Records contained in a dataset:

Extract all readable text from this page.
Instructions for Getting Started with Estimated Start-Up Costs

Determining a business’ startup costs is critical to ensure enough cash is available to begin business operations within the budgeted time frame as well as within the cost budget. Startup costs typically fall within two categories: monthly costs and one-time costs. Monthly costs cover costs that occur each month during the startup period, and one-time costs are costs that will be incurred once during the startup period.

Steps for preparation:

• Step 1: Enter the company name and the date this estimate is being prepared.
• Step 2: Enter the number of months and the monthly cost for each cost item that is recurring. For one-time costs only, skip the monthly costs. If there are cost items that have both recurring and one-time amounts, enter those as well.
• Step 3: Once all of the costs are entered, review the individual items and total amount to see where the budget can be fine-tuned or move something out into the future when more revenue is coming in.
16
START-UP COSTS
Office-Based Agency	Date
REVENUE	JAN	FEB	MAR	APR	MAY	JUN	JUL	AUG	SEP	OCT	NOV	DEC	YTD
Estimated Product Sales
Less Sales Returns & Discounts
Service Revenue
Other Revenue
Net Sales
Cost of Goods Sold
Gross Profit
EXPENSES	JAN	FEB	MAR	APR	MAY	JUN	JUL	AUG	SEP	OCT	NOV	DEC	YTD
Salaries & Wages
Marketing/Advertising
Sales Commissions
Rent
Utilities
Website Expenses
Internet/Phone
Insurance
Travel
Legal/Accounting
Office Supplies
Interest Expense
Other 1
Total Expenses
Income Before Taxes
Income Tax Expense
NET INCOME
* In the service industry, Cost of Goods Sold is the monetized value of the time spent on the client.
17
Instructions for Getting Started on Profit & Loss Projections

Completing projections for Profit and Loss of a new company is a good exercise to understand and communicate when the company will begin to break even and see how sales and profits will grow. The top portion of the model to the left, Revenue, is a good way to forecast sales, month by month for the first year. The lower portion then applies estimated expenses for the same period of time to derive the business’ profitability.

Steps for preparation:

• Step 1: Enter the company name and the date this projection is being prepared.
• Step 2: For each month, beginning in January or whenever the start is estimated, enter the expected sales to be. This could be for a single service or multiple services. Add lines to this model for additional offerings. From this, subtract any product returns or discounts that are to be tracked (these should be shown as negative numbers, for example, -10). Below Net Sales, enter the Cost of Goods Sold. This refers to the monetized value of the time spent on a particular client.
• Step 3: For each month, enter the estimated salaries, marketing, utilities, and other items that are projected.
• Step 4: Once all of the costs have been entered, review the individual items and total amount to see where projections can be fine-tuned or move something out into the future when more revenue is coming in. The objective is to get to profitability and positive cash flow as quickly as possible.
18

**DIRECTIVE**
In the listing above, how many lines include the word "Sold"? Answer with the number and nothing more.

**TASK SOLUTION**
3